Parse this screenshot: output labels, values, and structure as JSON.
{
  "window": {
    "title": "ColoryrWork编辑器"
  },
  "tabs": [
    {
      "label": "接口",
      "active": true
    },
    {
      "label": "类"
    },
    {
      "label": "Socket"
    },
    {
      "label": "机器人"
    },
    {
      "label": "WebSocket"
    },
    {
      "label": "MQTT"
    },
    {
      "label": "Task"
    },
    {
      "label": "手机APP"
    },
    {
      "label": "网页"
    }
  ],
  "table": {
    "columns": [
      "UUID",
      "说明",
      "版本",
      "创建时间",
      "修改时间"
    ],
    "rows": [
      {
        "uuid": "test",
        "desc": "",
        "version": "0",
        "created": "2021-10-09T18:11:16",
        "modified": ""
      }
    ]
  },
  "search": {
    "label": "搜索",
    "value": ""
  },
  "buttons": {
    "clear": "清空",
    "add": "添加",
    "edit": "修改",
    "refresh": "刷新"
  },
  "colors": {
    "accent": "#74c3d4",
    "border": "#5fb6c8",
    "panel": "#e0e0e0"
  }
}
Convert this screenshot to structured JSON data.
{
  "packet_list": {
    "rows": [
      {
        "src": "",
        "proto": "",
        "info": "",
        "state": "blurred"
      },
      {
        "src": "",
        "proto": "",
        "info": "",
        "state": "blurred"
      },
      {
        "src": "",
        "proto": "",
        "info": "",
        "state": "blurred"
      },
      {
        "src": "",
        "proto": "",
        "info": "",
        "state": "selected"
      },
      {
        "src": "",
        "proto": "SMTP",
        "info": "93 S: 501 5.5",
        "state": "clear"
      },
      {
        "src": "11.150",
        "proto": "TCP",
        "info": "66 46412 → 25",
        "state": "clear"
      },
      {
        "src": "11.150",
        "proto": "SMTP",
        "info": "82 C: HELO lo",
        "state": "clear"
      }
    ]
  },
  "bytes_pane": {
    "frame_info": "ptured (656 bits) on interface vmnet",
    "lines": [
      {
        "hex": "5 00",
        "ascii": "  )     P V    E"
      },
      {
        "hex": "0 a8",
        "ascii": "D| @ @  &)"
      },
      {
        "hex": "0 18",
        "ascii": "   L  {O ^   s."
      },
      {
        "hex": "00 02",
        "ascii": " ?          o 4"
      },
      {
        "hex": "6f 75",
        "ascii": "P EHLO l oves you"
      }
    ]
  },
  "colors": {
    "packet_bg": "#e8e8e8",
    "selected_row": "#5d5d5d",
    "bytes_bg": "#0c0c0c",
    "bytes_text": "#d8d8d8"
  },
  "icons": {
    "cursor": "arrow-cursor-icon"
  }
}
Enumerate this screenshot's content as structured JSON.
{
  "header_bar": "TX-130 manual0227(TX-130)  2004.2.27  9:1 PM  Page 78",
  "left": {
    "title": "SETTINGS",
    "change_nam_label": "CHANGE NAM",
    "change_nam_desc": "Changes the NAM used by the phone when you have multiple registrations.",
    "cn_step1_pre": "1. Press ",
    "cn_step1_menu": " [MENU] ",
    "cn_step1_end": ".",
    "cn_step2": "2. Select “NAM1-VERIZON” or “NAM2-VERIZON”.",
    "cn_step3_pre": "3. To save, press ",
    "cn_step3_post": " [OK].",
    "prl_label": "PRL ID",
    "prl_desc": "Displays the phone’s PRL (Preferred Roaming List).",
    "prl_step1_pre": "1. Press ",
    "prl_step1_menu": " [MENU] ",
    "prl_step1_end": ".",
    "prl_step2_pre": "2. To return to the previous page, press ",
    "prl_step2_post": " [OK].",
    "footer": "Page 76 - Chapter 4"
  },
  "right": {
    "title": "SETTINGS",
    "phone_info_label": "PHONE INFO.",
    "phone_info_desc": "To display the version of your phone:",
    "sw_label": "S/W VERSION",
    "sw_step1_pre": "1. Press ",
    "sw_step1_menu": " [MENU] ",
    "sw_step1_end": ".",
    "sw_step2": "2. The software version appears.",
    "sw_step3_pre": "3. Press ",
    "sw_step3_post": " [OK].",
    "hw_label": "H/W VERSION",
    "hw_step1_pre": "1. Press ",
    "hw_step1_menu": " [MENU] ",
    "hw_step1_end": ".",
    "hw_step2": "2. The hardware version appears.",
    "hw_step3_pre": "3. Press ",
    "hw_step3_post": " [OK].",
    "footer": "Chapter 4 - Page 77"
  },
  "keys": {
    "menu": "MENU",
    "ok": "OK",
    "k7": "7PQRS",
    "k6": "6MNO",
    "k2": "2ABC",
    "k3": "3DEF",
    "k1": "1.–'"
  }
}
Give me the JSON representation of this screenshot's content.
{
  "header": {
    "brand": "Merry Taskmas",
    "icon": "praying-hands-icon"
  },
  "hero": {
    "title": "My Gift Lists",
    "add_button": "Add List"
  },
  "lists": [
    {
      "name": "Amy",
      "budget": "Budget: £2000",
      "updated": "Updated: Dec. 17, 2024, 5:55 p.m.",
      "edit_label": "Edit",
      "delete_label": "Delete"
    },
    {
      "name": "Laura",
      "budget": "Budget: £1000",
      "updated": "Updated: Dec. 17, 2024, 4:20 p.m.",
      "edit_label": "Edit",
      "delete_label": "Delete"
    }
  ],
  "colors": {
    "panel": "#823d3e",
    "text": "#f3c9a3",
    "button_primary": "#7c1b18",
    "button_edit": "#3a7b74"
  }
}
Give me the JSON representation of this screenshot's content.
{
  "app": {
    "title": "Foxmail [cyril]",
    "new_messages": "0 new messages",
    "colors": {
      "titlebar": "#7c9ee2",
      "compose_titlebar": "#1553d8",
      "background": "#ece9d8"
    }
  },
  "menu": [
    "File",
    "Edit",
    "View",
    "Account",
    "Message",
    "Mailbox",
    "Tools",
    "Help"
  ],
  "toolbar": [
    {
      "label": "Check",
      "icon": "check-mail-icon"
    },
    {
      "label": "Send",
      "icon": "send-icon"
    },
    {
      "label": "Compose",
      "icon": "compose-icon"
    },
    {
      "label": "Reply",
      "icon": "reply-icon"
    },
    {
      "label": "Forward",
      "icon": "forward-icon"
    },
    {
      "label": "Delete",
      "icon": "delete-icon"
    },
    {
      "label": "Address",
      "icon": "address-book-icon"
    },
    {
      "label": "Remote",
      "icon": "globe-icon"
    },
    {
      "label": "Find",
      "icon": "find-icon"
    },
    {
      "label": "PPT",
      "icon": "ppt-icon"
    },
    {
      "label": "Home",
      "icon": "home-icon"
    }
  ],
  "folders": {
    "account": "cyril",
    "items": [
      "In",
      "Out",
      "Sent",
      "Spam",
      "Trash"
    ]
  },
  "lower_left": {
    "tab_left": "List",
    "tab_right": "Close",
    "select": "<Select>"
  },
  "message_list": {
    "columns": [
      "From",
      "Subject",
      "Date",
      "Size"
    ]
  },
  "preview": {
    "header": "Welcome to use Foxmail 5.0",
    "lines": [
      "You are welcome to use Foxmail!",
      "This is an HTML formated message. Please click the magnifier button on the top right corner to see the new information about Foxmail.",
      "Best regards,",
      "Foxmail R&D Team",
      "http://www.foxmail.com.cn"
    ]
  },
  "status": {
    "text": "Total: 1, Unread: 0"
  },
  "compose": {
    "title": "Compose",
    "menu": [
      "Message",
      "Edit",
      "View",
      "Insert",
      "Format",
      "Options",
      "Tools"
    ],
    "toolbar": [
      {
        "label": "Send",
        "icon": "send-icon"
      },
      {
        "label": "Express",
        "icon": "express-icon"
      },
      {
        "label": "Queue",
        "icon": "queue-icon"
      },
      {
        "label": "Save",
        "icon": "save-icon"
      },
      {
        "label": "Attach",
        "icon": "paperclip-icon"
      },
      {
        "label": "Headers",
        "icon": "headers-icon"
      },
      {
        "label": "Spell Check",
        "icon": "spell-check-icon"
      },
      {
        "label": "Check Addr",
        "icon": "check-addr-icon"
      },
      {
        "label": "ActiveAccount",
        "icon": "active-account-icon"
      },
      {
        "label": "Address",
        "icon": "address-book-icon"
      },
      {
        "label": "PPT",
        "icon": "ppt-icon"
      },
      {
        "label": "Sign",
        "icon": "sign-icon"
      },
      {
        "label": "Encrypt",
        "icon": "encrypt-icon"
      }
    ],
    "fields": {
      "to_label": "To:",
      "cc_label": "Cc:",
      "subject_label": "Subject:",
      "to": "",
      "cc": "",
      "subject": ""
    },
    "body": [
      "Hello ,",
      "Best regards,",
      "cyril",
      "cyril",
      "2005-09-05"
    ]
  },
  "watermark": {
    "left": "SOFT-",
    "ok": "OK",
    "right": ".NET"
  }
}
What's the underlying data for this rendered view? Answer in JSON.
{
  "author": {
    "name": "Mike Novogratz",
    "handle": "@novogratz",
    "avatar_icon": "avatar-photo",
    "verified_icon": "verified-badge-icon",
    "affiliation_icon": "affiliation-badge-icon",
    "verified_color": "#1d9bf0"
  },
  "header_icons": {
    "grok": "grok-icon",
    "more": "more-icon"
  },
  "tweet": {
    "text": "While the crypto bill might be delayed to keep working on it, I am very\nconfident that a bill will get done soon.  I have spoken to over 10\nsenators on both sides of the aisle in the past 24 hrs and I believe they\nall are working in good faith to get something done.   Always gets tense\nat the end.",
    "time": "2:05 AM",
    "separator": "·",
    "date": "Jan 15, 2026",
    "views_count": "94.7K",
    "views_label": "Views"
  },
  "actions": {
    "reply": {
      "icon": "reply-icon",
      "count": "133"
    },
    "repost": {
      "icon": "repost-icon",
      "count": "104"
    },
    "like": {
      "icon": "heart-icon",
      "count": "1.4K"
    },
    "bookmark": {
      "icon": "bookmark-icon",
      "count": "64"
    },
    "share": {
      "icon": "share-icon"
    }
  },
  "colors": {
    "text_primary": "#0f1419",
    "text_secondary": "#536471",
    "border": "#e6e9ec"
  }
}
——
Your instructions => Find all lines holding the string "screenshot" and copy them.

Complete response =>
Parse this screenshot: output labels, values, and structure as JSON.
Convert this screenshot to structured JSON data.
Enumerate this screenshot's content as structured JSON.
Give me the JSON representation of this screenshot's content.
Give me the JSON representation of this screenshot's content.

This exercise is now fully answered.